* **Input rows**
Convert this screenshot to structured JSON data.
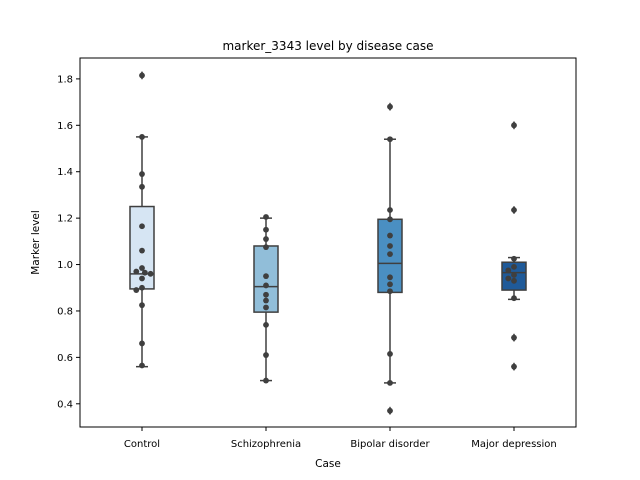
{
  "chart_data": {
    "type": "box",
    "title": "marker_3343 level by disease case",
    "xlabel": "Case",
    "ylabel": "Marker level",
    "ylim": [
      0.3,
      1.89
    ],
    "yticks": [
      0.4,
      0.6,
      0.8,
      1.0,
      1.2,
      1.4,
      1.6,
      1.8
    ],
    "ytick_labels": [
      "0.4",
      "0.6",
      "0.8",
      "1.0",
      "1.2",
      "1.4",
      "1.6",
      "1.8"
    ],
    "grid": false,
    "legend": "none",
    "categories": [
      "Control",
      "Schizophrenia",
      "Bipolar disorder",
      "Major depression"
    ],
    "colors": [
      "#d6e5f3",
      "#91bed9",
      "#4a8fc2",
      "#1f5a99"
    ],
    "boxes": [
      {
        "category": "Control",
        "q1": 0.895,
        "median": 0.96,
        "q3": 1.25,
        "whisker_low": 0.56,
        "whisker_high": 1.55,
        "outliers": [
          1.815
        ]
      },
      {
        "category": "Schizophrenia",
        "q1": 0.795,
        "median": 0.905,
        "q3": 1.08,
        "whisker_low": 0.5,
        "whisker_high": 1.2,
        "outliers": []
      },
      {
        "category": "Bipolar disorder",
        "q1": 0.88,
        "median": 1.005,
        "q3": 1.195,
        "whisker_low": 0.49,
        "whisker_high": 1.54,
        "outliers": [
          1.68,
          0.37
        ]
      },
      {
        "category": "Major depression",
        "q1": 0.89,
        "median": 0.965,
        "q3": 1.01,
        "whisker_low": 0.85,
        "whisker_high": 1.03,
        "outliers": [
          1.6,
          1.235,
          0.685,
          0.56
        ]
      }
    ],
    "points": [
      {
        "category": "Control",
        "values": [
          1.815,
          1.55,
          1.39,
          1.335,
          1.165,
          1.06,
          0.985,
          0.97,
          0.965,
          0.96,
          0.94,
          0.9,
          0.89,
          0.825,
          0.66,
          0.565
        ]
      },
      {
        "category": "Schizophrenia",
        "values": [
          1.205,
          1.15,
          1.11,
          1.075,
          0.95,
          0.91,
          0.87,
          0.845,
          0.815,
          0.74,
          0.61,
          0.5
        ]
      },
      {
        "category": "Bipolar disorder",
        "values": [
          1.68,
          1.54,
          1.235,
          1.195,
          1.125,
          1.08,
          1.045,
          0.945,
          0.915,
          0.885,
          0.615,
          0.49,
          0.37
        ]
      },
      {
        "category": "Major depression",
        "values": [
          1.6,
          1.235,
          1.025,
          0.99,
          0.975,
          0.955,
          0.94,
          0.93,
          0.855,
          0.685,
          0.56
        ]
      }
    ]
  }
}
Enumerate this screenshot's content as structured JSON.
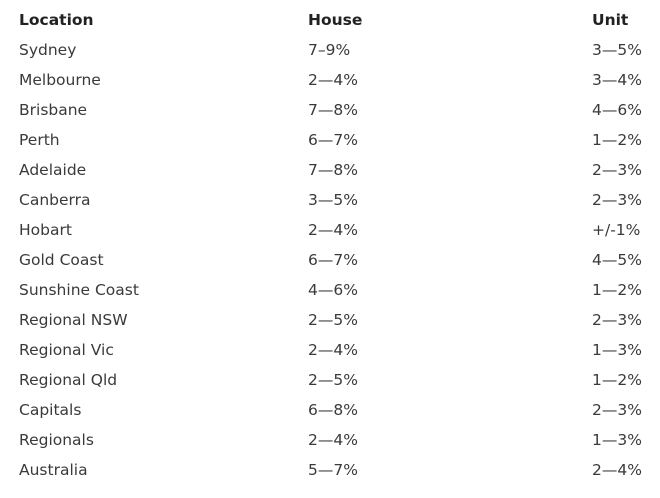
{
  "table": {
    "headers": [
      "Location",
      "House",
      "Unit"
    ],
    "rows": [
      [
        "Sydney",
        "7–9%",
        "3—5%"
      ],
      [
        "Melbourne",
        "2—4%",
        "3—4%"
      ],
      [
        "Brisbane",
        "7—8%",
        "4—6%"
      ],
      [
        "Perth",
        "6—7%",
        "1—2%"
      ],
      [
        "Adelaide",
        "7—8%",
        "2—3%"
      ],
      [
        "Canberra",
        "3—5%",
        "2—3%"
      ],
      [
        "Hobart",
        "2—4%",
        "+/-1%"
      ],
      [
        "Gold Coast",
        "6—7%",
        "4—5%"
      ],
      [
        "Sunshine Coast",
        "4—6%",
        "1—2%"
      ],
      [
        "Regional NSW",
        "2—5%",
        "2—3%"
      ],
      [
        "Regional Vic",
        "2—4%",
        "1—3%"
      ],
      [
        "Regional Qld",
        "2—5%",
        "1—2%"
      ],
      [
        "Capitals",
        "6—8%",
        "2—3%"
      ],
      [
        "Regionals",
        "2—4%",
        "1—3%"
      ],
      [
        "Australia",
        "5—7%",
        "2—4%"
      ]
    ]
  }
}
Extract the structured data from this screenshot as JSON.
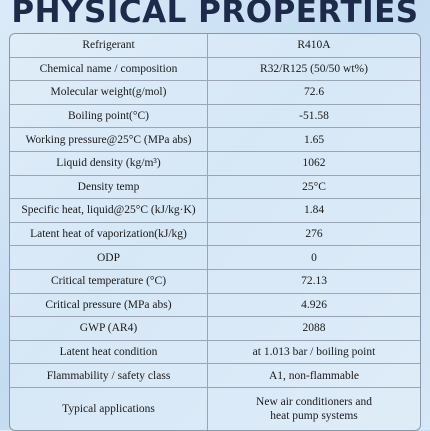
{
  "title": "PHYSICAL PROPERTIES",
  "table": {
    "rows": [
      [
        "Refrigerant",
        "R410A"
      ],
      [
        "Chemical name / composition",
        "R32/R125 (50/50 wt%)"
      ],
      [
        "Molecular weight(g/mol)",
        "72.6"
      ],
      [
        "Boiling point(°C)",
        "-51.58"
      ],
      [
        "Working pressure@25°C (MPa abs)",
        "1.65"
      ],
      [
        "Liquid density (kg/m³)",
        "1062"
      ],
      [
        "Density temp",
        "25°C"
      ],
      [
        "Specific heat, liquid@25°C (kJ/kg·K)",
        "1.84"
      ],
      [
        "Latent heat of vaporization(kJ/kg)",
        "276"
      ],
      [
        "ODP",
        "0"
      ],
      [
        "Critical temperature (°C)",
        "72.13"
      ],
      [
        "Critical pressure (MPa abs)",
        "4.926"
      ],
      [
        "GWP (AR4)",
        "2088"
      ],
      [
        "Latent heat condition",
        "at 1.013 bar / boiling point"
      ],
      [
        "Flammability / safety class",
        "A1, non-flammable"
      ],
      [
        "Typical applications",
        "New air conditioners and heat pump systems"
      ]
    ]
  }
}
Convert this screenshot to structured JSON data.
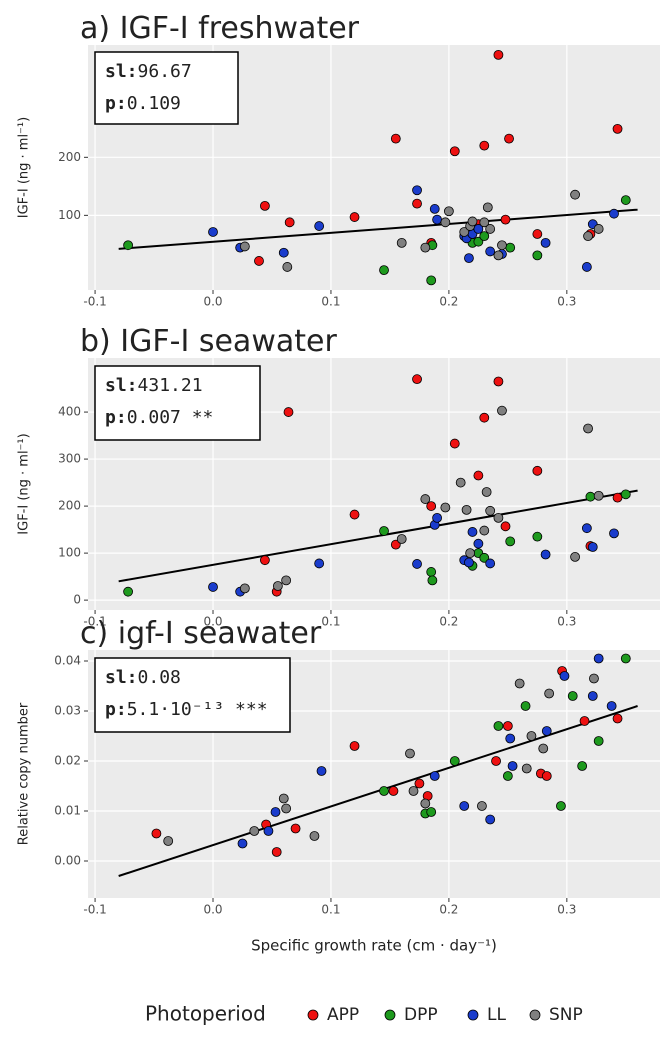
{
  "legend_title": "Photoperiod",
  "chart_data": [
    {
      "type": "scatter",
      "title": "a) IGF-I freshwater",
      "y_label": "IGF-I (ng · ml⁻¹)",
      "annotation": [
        "sl:96.67",
        "p:0.109"
      ],
      "log_y": true,
      "xlim": [
        -0.106,
        0.379
      ],
      "xticks": [
        -0.1,
        {
          "value": 0,
          "label": "0.0"
        },
        0.1,
        0.2,
        0.3
      ],
      "ylim": [
        41,
        765
      ],
      "yticks": [
        100,
        200
      ],
      "series": [
        {
          "name": "APP",
          "color": "#ee1111",
          "x": [
            0.044,
            0.039,
            0.065,
            0.12,
            0.155,
            0.173,
            0.185,
            0.205,
            0.225,
            0.23,
            0.242,
            0.248,
            0.251,
            0.275,
            0.32,
            0.343
          ],
          "y": [
            112,
            58,
            92,
            98,
            250,
            115,
            72,
            215,
            90,
            230,
            680,
            95,
            250,
            80,
            80,
            281
          ]
        },
        {
          "name": "DPP",
          "color": "#1e9a1e",
          "x": [
            -0.072,
            0.145,
            0.185,
            0.186,
            0.22,
            0.225,
            0.23,
            0.252,
            0.275,
            0.35
          ],
          "y": [
            70,
            52,
            46,
            70,
            72,
            73,
            78,
            68,
            62,
            120
          ]
        },
        {
          "name": "LL",
          "color": "#1a3ccc",
          "x": [
            0.0,
            0.023,
            0.06,
            0.09,
            0.173,
            0.188,
            0.19,
            0.213,
            0.215,
            0.217,
            0.22,
            0.225,
            0.235,
            0.245,
            0.282,
            0.317,
            0.34,
            0.322
          ],
          "y": [
            82,
            68,
            64,
            88,
            135,
            108,
            95,
            78,
            76,
            60,
            80,
            85,
            65,
            63,
            72,
            54,
            102,
            90
          ]
        },
        {
          "name": "SNP",
          "color": "#808080",
          "x": [
            0.027,
            0.063,
            0.16,
            0.18,
            0.197,
            0.2,
            0.213,
            0.218,
            0.22,
            0.23,
            0.233,
            0.235,
            0.242,
            0.245,
            0.307,
            0.318,
            0.327
          ],
          "y": [
            69,
            54,
            72,
            68,
            92,
            105,
            82,
            88,
            93,
            92,
            110,
            85,
            62,
            70,
            128,
            78,
            85
          ]
        }
      ],
      "fit": {
        "x": [
          -0.08,
          0.36
        ],
        "y": [
          67,
          107
        ]
      }
    },
    {
      "type": "scatter",
      "title": "b) IGF-I seawater",
      "y_label": "IGF-I (ng · ml⁻¹)",
      "annotation": [
        "sl:431.21",
        "p:0.007 **"
      ],
      "log_y": false,
      "xlim": [
        -0.106,
        0.379
      ],
      "xticks": [
        -0.1,
        {
          "value": 0,
          "label": "0.0"
        },
        0.1,
        0.2,
        0.3
      ],
      "ylim": [
        -21,
        515
      ],
      "yticks": [
        0,
        100,
        200,
        300,
        400
      ],
      "series": [
        {
          "name": "APP",
          "color": "#ee1111",
          "x": [
            0.044,
            0.064,
            0.054,
            0.12,
            0.155,
            0.173,
            0.185,
            0.205,
            0.225,
            0.23,
            0.242,
            0.248,
            0.275,
            0.32,
            0.343
          ],
          "y": [
            85,
            400,
            18,
            182,
            118,
            470,
            200,
            333,
            265,
            388,
            465,
            157,
            275,
            115,
            218
          ]
        },
        {
          "name": "DPP",
          "color": "#1e9a1e",
          "x": [
            -0.072,
            0.145,
            0.185,
            0.186,
            0.22,
            0.225,
            0.23,
            0.252,
            0.275,
            0.32,
            0.35
          ],
          "y": [
            18,
            147,
            60,
            42,
            73,
            100,
            90,
            125,
            135,
            220,
            225
          ]
        },
        {
          "name": "LL",
          "color": "#1a3ccc",
          "x": [
            0.0,
            0.023,
            0.09,
            0.173,
            0.188,
            0.19,
            0.213,
            0.217,
            0.22,
            0.225,
            0.235,
            0.282,
            0.317,
            0.322,
            0.34
          ],
          "y": [
            28,
            18,
            78,
            77,
            160,
            175,
            85,
            80,
            145,
            120,
            78,
            97,
            153,
            113,
            142
          ]
        },
        {
          "name": "SNP",
          "color": "#808080",
          "x": [
            0.027,
            0.055,
            0.062,
            0.16,
            0.18,
            0.197,
            0.21,
            0.215,
            0.218,
            0.23,
            0.232,
            0.235,
            0.242,
            0.245,
            0.307,
            0.318,
            0.327
          ],
          "y": [
            25,
            30,
            42,
            130,
            215,
            197,
            250,
            192,
            100,
            148,
            230,
            190,
            175,
            403,
            92,
            365,
            222
          ]
        }
      ],
      "fit": {
        "x": [
          -0.08,
          0.36
        ],
        "y": [
          40,
          233
        ]
      }
    },
    {
      "type": "scatter",
      "title": "c) igf-I seawater",
      "y_label": "Relative copy number",
      "annotation": [
        "sl:0.08",
        "p:5.1·10⁻¹³ ***"
      ],
      "x_label": "Specific growth rate (cm · day⁻¹)",
      "log_y": false,
      "xlim": [
        -0.106,
        0.379
      ],
      "xticks": [
        -0.1,
        {
          "value": 0,
          "label": "0.0"
        },
        0.1,
        0.2,
        0.3
      ],
      "ylim": [
        -0.0074,
        0.0422
      ],
      "yticks": [
        {
          "value": 0,
          "label": "0.00"
        },
        0.01,
        0.02,
        0.03,
        0.04
      ],
      "series": [
        {
          "name": "APP",
          "color": "#ee1111",
          "x": [
            -0.048,
            0.045,
            0.054,
            0.07,
            0.12,
            0.153,
            0.175,
            0.182,
            0.24,
            0.25,
            0.278,
            0.283,
            0.296,
            0.315,
            0.343
          ],
          "y": [
            0.0055,
            0.0073,
            0.0018,
            0.0065,
            0.023,
            0.014,
            0.0155,
            0.013,
            0.02,
            0.027,
            0.0175,
            0.017,
            0.038,
            0.028,
            0.0285
          ]
        },
        {
          "name": "DPP",
          "color": "#1e9a1e",
          "x": [
            0.145,
            0.18,
            0.185,
            0.205,
            0.242,
            0.25,
            0.265,
            0.295,
            0.305,
            0.313,
            0.327,
            0.35
          ],
          "y": [
            0.014,
            0.0095,
            0.0098,
            0.02,
            0.027,
            0.017,
            0.031,
            0.011,
            0.033,
            0.019,
            0.024,
            0.0405
          ]
        },
        {
          "name": "LL",
          "color": "#1a3ccc",
          "x": [
            0.025,
            0.047,
            0.053,
            0.092,
            0.188,
            0.213,
            0.235,
            0.252,
            0.254,
            0.283,
            0.298,
            0.322,
            0.327,
            0.338
          ],
          "y": [
            0.0035,
            0.006,
            0.0098,
            0.018,
            0.017,
            0.011,
            0.0083,
            0.0245,
            0.019,
            0.026,
            0.037,
            0.033,
            0.0405,
            0.031
          ]
        },
        {
          "name": "SNP",
          "color": "#808080",
          "x": [
            -0.038,
            0.035,
            0.06,
            0.062,
            0.086,
            0.167,
            0.17,
            0.18,
            0.228,
            0.26,
            0.266,
            0.27,
            0.28,
            0.285,
            0.323
          ],
          "y": [
            0.004,
            0.006,
            0.0125,
            0.0105,
            0.005,
            0.0215,
            0.014,
            0.0115,
            0.011,
            0.0355,
            0.0185,
            0.025,
            0.0225,
            0.0335,
            0.0365
          ]
        }
      ],
      "fit": {
        "x": [
          -0.08,
          0.36
        ],
        "y": [
          -0.003,
          0.031
        ]
      }
    }
  ]
}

* **Exercise instructions**
Find the string "heat" in the entries above and return each line that holds it.

* **Correct output**
        "Specific heat, liquid@25°C (kJ/kg·K)",
        "Latent heat of vaporization(kJ/kg)",
        "Latent heat condition",
        "New air conditioners and heat pump systems"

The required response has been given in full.